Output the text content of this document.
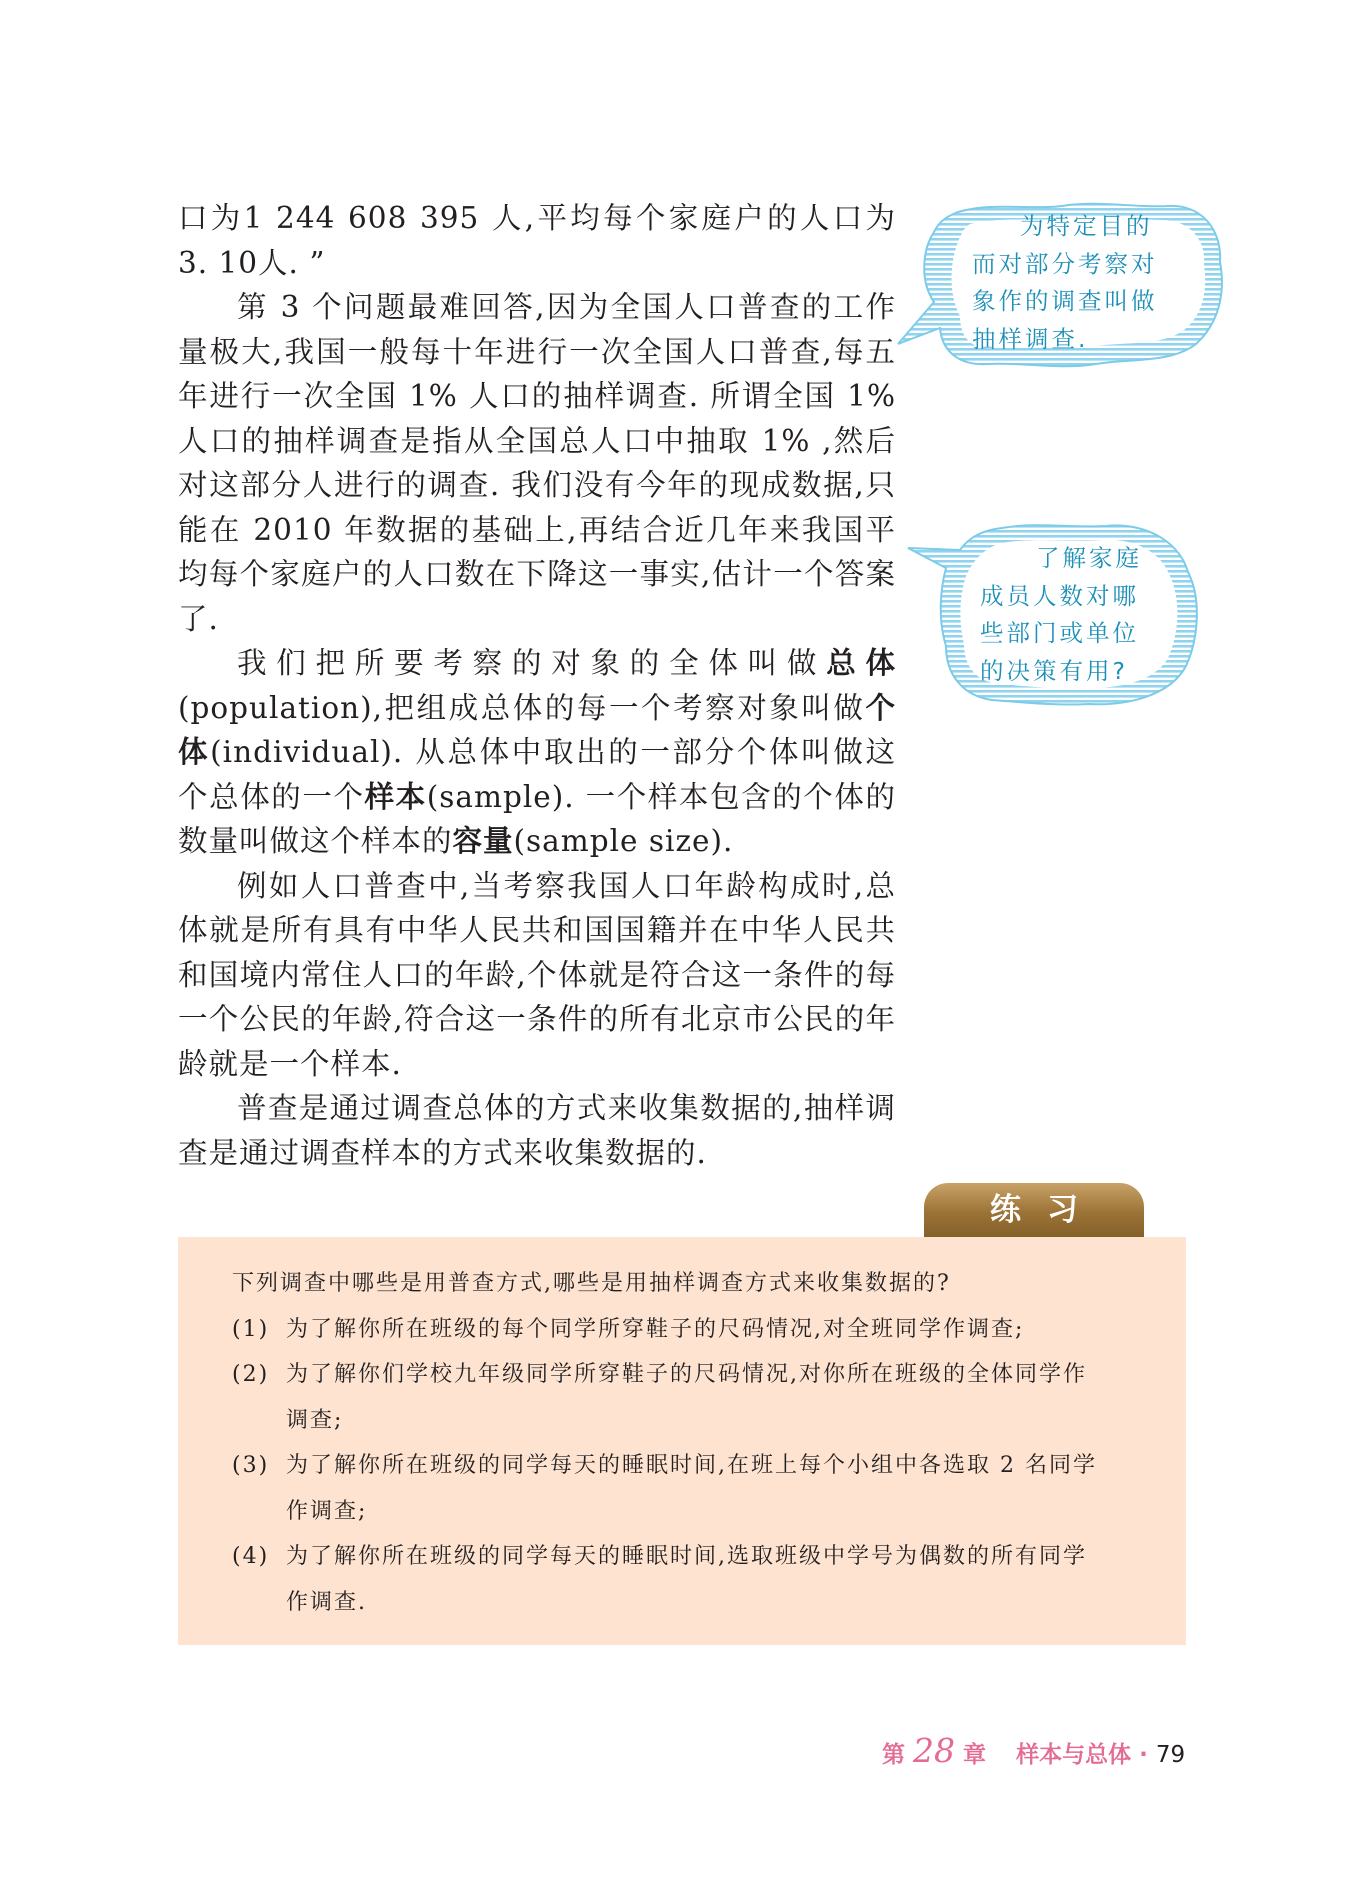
口为1 244 608 395 人,平均每个家庭户的人口为

3. 10人. ”

第 3 个问题最难回答,因为全国人口普查的工作量极大,我国一般每十年进行一次全国人口普查,每五年进行一次全国 1% 人口的抽样调查. 所谓全国 1% 人口的抽样调查是指从全国总人口中抽取 1% ,然后对这部分人进行的调查. 我们没有今年的现成数据,只能在 2010 年数据的基础上,再结合近几年来我国平均每个家庭户的人口数在下降这一事实,估计一个答案了.

我们把所要考察的对象的全体叫做总体(population),把组成总体的每一个考察对象叫做个体(individual). 从总体中取出的一部分个体叫做这个总体的一个样本(sample). 一个样本包含的个体的数量叫做这个样本的容量(sample size).

例如人口普查中,当考察我国人口年龄构成时,总体就是所有具有中华人民共和国国籍并在中华人民共和国境内常住人口的年龄,个体就是符合这一条件的每一个公民的年龄,符合这一条件的所有北京市公民的年龄就是一个样本.

普查是通过调查总体的方式来收集数据的,抽样调查是通过调查样本的方式来收集数据的.

为特定目的
而对部分考察对
象作的调查叫做
抽样调查.
了解家庭
成员人数对哪
些部门或单位
的决策有用?
练习
下列调查中哪些是用普查方式,哪些是用抽样调查方式来收集数据的?
(1) 为了解你所在班级的每个同学所穿鞋子的尺码情况,对全班同学作调查;
(2) 为了解你们学校九年级同学所穿鞋子的尺码情况,对你所在班级的全体同学作
调查;
(3) 为了解你所在班级的同学每天的睡眠时间,在班上每个小组中各选取 2 名同学
作调查;
(4) 为了解你所在班级的同学每天的睡眠时间,选取班级中学号为偶数的所有同学
作调查.
第 28 章 样本与总体 · 79
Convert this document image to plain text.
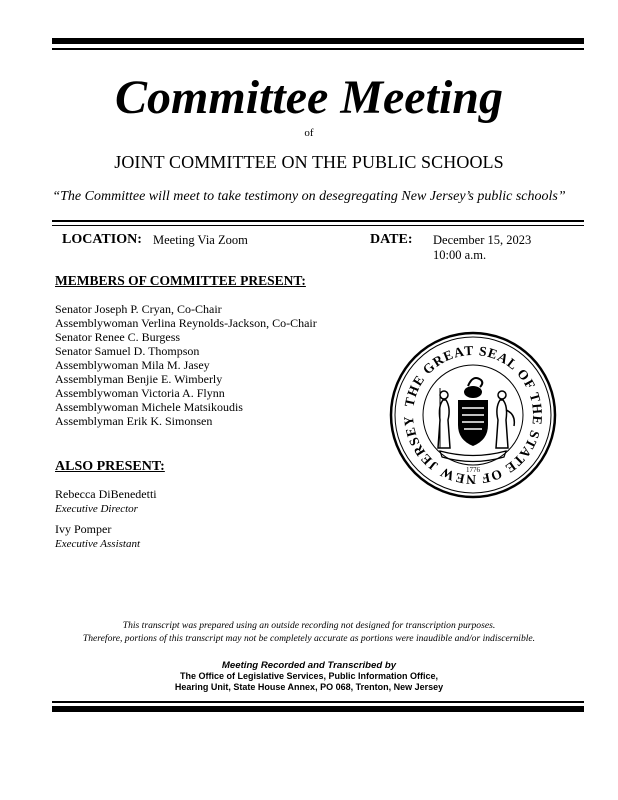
Committee Meeting
of
JOINT COMMITTEE ON THE PUBLIC SCHOOLS
“The Committee will meet to take testimony on desegregating New Jersey’s public schools”
LOCATION: Meeting Via Zoom	DATE: December 15, 2023
10:00 a.m.
MEMBERS OF COMMITTEE PRESENT:
Senator Joseph P. Cryan, Co-Chair
Assemblywoman Verlina Reynolds-Jackson, Co-Chair
Senator Renee C. Burgess
Senator Samuel D. Thompson
Assemblywoman Mila M. Jasey
Assemblyman Benjie E. Wimberly
Assemblywoman Victoria A. Flynn
Assemblywoman Michele Matsikoudis
Assemblyman Erik K. Simonsen
THE GREAT SEAL OF THE STATE OF NEW JERSEY
1776
ALSO PRESENT:
Rebecca DiBenedetti
Executive Director
Ivy Pomper
Executive Assistant
This transcript was prepared using an outside recording not designed for transcription purposes.
Therefore, portions of this transcript may not be completely accurate as portions were inaudible and/or indiscernible.
Meeting Recorded and Transcribed by
The Office of Legislative Services, Public Information Office,
Hearing Unit, State House Annex, PO 068, Trenton, New Jersey
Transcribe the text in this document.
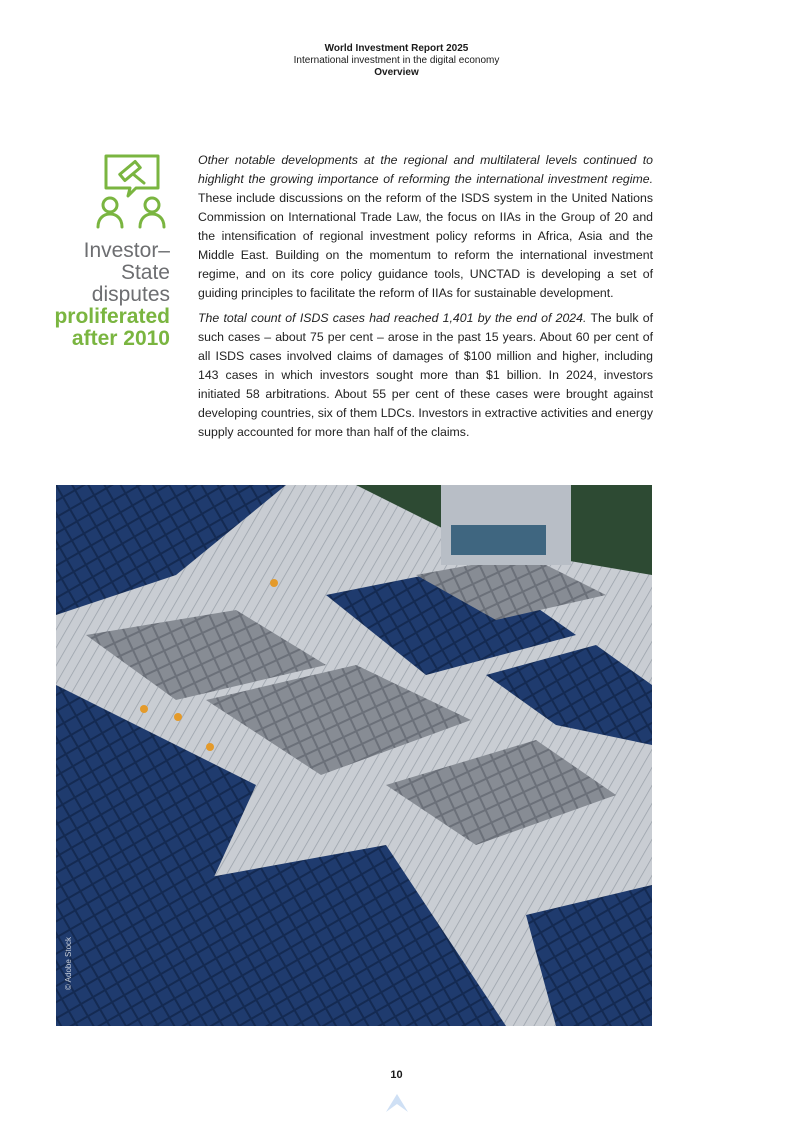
World Investment Report 2025
International investment in the digital economy
Overview
Investor–State
disputes
proliferated
after 2010

Other notable developments at the regional and multilateral levels continued to highlight the growing importance of reforming the international investment regime. These include discussions on the reform of the ISDS system in the United Nations Commission on International Trade Law, the focus on IIAs in the Group of 20 and the intensification of regional investment policy reforms in Africa, Asia and the Middle East. Building on the momentum to reform the international investment regime, and on its core policy guidance tools, UNCTAD is developing a set of guiding principles to facilitate the reform of IIAs for sustainable development.

The total count of ISDS cases had reached 1,401 by the end of 2024. The bulk of such cases – about 75 per cent – arose in the past 15 years. About 60 per cent of all ISDS cases involved claims of damages of $100 million and higher, including 143 cases in which investors sought more than $1 billion. In 2024, investors initiated 58 arbitrations. About 55 per cent of these cases were brought against developing countries, six of them LDCs. Investors in extractive activities and energy supply accounted for more than half of the claims.

© Adobe Stock
10
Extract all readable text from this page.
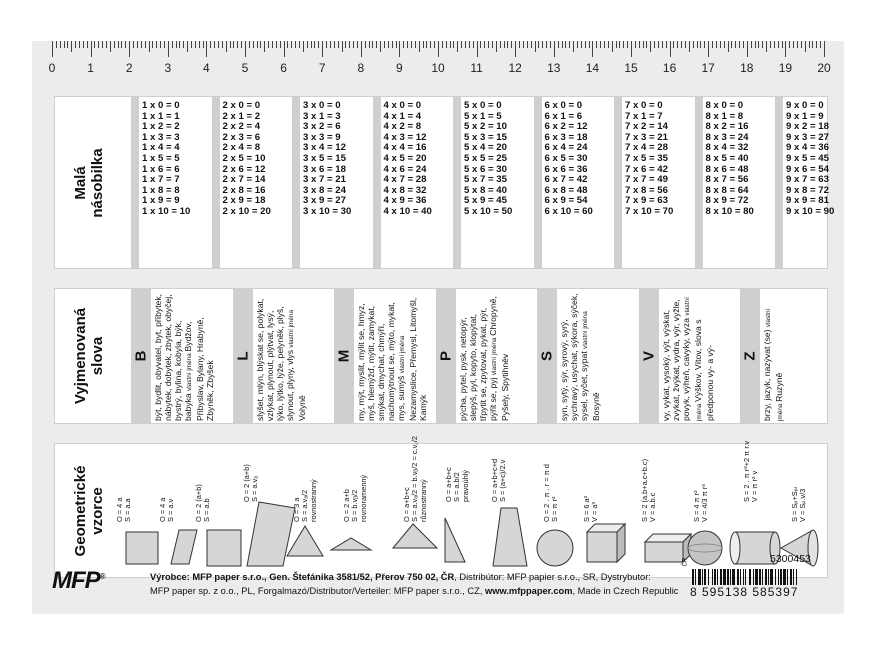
0	1	2	3	4	5	6	7	8	9 10 11 12 13 14 15 16 17 18 19 20
Malá
násobilka
1 x 0 = 0
1 x 1 = 1
1 x 2 = 2
1 x 3 = 3
1 x 4 = 4
1 x 5 = 5
1 x 6 = 6
1 x 7 = 7
1 x 8 = 8
1 x 9 = 9
1 x 10 = 10
2 x 0 = 0
2 x 1 = 2
2 x 2 = 4
2 x 3 = 6
2 x 4 = 8
2 x 5 = 10
2 x 6 = 12
2 x 7 = 14
2 x 8 = 16
2 x 9 = 18
2 x 10 = 20
3 x 0 = 0
3 x 1 = 3
3 x 2 = 6
3 x 3 = 9
3 x 4 = 12
3 x 5 = 15
3 x 6 = 18
3 x 7 = 21
3 x 8 = 24
3 x 9 = 27
3 x 10 = 30
4 x 0 = 0
4 x 1 = 4
4 x 2 = 8
4 x 3 = 12
4 x 4 = 16
4 x 5 = 20
4 x 6 = 24
4 x 7 = 28
4 x 8 = 32
4 x 9 = 36
4 x 10 = 40
5 x 0 = 0
5 x 1 = 5
5 x 2 = 10
5 x 3 = 15
5 x 4 = 20
5 x 5 = 25
5 x 6 = 30
5 x 7 = 35
5 x 8 = 40
5 x 9 = 45
5 x 10 = 50
6 x 0 = 0
6 x 1 = 6
6 x 2 = 12
6 x 3 = 18
6 x 4 = 24
6 x 5 = 30
6 x 6 = 36
6 x 7 = 42
6 x 8 = 48
6 x 9 = 54
6 x 10 = 60
7 x 0 = 0
7 x 1 = 7
7 x 2 = 14
7 x 3 = 21
7 x 4 = 28
7 x 5 = 35
7 x 6 = 42
7 x 7 = 49
7 x 8 = 56
7 x 9 = 63
7 x 10 = 70
8 x 0 = 0
8 x 1 = 8
8 x 2 = 16
8 x 3 = 24
8 x 4 = 32
8 x 5 = 40
8 x 6 = 48
8 x 7 = 56
8 x 8 = 64
8 x 9 = 72
8 x 10 = 80
9 x 0 = 0
9 x 1 = 9
9 x 2 = 18
9 x 3 = 27
9 x 4 = 36
9 x 5 = 45
9 x 6 = 54
9 x 7 = 63
9 x 8 = 72
9 x 9 = 81
9 x 10 = 90
Vyjmenovaná
slova B být, bydlit, obyvatel, byt, příbytek, nábytek, dobytek, zbytek, obyčej, bystrý, bylina, kobyla, býk, babyka vlastní jména Bydžov, Přibyslav, Bylany, Hrabyně, Zbyněk, Zbyšek
L slyšet, mlýn, blýskat se, polykat, vzlykat, plynout, plýtvat, lysý, lýko, lýtko, lýže, pelyněk, plyš, slynout, plyny, vlys vlastní jména Volyně
M my, mýt, myslit, mýlit se, hmyz, myš, hlemýžď, mýtit, zamykat, smýkat, dmychat, chmýří, nachomýtnout se, mýto, mykat, mys, sumýš vlastní jména Nezamyslice, Přemysl, Litomyšl, Kamýk
P pýcha, pytel, pysk, netopýr, slepýš, pyl, kopyto, klopýtat, třpytit se, zpytovat, pykat, pýr, pýřit se, pyj vlastní jména Chropyně, Pyšely, Spytihněv	S syn, sytý, sýr, syrový, syrý, sychravý, usychat, sýkora, sýček, sysel, syčet, sypat vlastní jména Bosyně
V vy, vykat, vysoký, výt, výskat, zvykat, žvýkat, vydra, výr, vyžle, povyk, výheň, cavyky, vyza vlastní jména Výškov, Vítov, slova s předponou vy- a vý- Z brzy, jazyk, nazývat (se) vlastní jména Ruzyně
Geometrické
vzorce O = 4 a
S = a.a	O = 4 a
S = a.v	O = 2 (a+b)
S = a.b
O = 2 (a+b)
S = a.vₐ
O = 3 a
S = a.vₐ/2
rovnostranný	O = 2 a+b
S = b.vᵦ/2
rovnoramenný	O = a+b+c
S = a.vₐ/2 = b.vᵦ/2 = c.v꜀/2
různostranný O = a+b+c
S = a.b/2
pravoúhlý	O = a+b+c+d
S = (a+c)/2.v	O = 2 . π . r = π d
S = π r²	S = 6 a²
V = a³	S = 2 (a.b+a.c+b.c)
V = a.b.c	S = 4 π r²
V = 4/3 π r³
S = 2 . π r²+2 π r.v
V = π r² v
S = Sₚ+Sₚₗ
V = Sₚ.v/3
5300453
MFP®	Výrobce: MFP paper s.r.o., Gen. Štefánika 3581/52, Přerov 750 02, ČR, Distribútor: MFP papier s.r.o., SR, Dystrybutor:
MFP paper sp. z o.o., PL, Forgalmazó/Distributor/Verteiler: MFP paper s.r.o., CZ, www.mfppaper.com, Made in Czech Republic 8 595138 585397
ČR
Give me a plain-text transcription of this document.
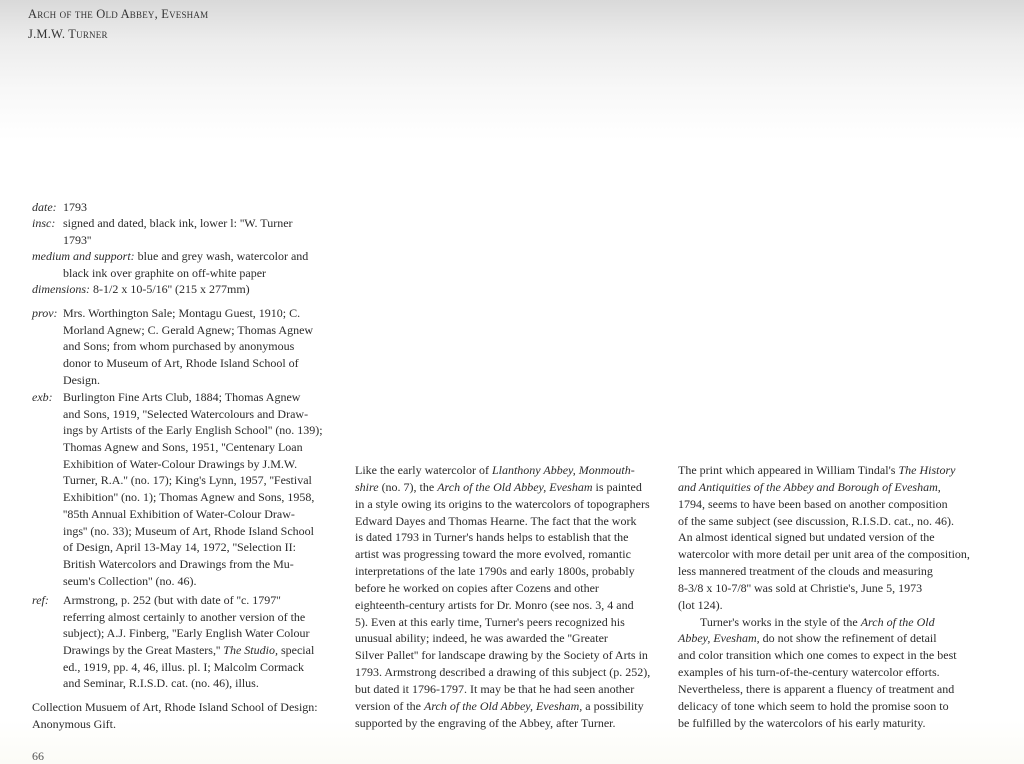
Arch of the Old Abbey, Evesham
J.M.W. Turner
date: 1793
insc: signed and dated, black ink, lower l: ''W. Turner
1793''
medium and support: blue and grey wash, watercolor and
black ink over graphite on off-white paper
dimensions: 8-1/2 x 10-5/16'' (215 x 277mm)
prov: Mrs. Worthington Sale; Montagu Guest, 1910; C.
Morland Agnew; C. Gerald Agnew; Thomas Agnew
and Sons; from whom purchased by anonymous
donor to Museum of Art, Rhode Island School of
Design.
exb: Burlington Fine Arts Club, 1884; Thomas Agnew
and Sons, 1919, ''Selected Watercolours and Draw-
ings by Artists of the Early English School'' (no. 139);
Thomas Agnew and Sons, 1951, ''Centenary Loan
Exhibition of Water-Colour Drawings by J.M.W.
Turner, R.A.'' (no. 17); King's Lynn, 1957, ''Festival
Exhibition'' (no. 1); Thomas Agnew and Sons, 1958,
''85th Annual Exhibition of Water-Colour Draw-
ings'' (no. 33); Museum of Art, Rhode Island School
of Design, April 13-May 14, 1972, ''Selection II:
British Watercolors and Drawings from the Mu-
seum's Collection'' (no. 46).
ref: Armstrong, p. 252 (but with date of ''c. 1797''
referring almost certainly to another version of the
subject); A.J. Finberg, ''Early English Water Colour
Drawings by the Great Masters,'' The Studio, special
ed., 1919, pp. 4, 46, illus. pl. I; Malcolm Cormack
and Seminar, R.I.S.D. cat. (no. 46), illus.
Collection Musuem of Art, Rhode Island School of Design:
Anonymous Gift.
Like the early watercolor of Llanthony Abbey, Monmouth-
shire (no. 7), the Arch of the Old Abbey, Evesham is painted
in a style owing its origins to the watercolors of topographers
Edward Dayes and Thomas Hearne. The fact that the work
is dated 1793 in Turner's hands helps to establish that the
artist was progressing toward the more evolved, romantic
interpretations of the late 1790s and early 1800s, probably
before he worked on copies after Cozens and other
eighteenth-century artists for Dr. Monro (see nos. 3, 4 and
5). Even at this early time, Turner's peers recognized his
unusual ability; indeed, he was awarded the ''Greater
Silver Pallet'' for landscape drawing by the Society of Arts in
1793. Armstrong described a drawing of this subject (p. 252),
but dated it 1796-1797. It may be that he had seen another
version of the Arch of the Old Abbey, Evesham, a possibility
supported by the engraving of the Abbey, after Turner.
The print which appeared in William Tindal's The History
and Antiquities of the Abbey and Borough of Evesham,
1794, seems to have been based on another composition
of the same subject (see discussion, R.I.S.D. cat., no. 46).
An almost identical signed but undated version of the
watercolor with more detail per unit area of the composition,
less mannered treatment of the clouds and measuring
8-3/8 x 10-7/8'' was sold at Christie's, June 5, 1973
(lot 124).
Turner's works in the style of the Arch of the Old
Abbey, Evesham, do not show the refinement of detail
and color transition which one comes to expect in the best
examples of his turn-of-the-century watercolor efforts.
Nevertheless, there is apparent a fluency of treatment and
delicacy of tone which seem to hold the promise soon to
be fulfilled by the watercolors of his early maturity.
66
◆ ◆ ◆ ◆ ◆
Task instructions.
Pick out all lines from the data above in which the word "black" appears.

Solution for this problem.
insc: signed and dated, black ink, lower l: ''W. Turner
black ink over graphite on off-white paper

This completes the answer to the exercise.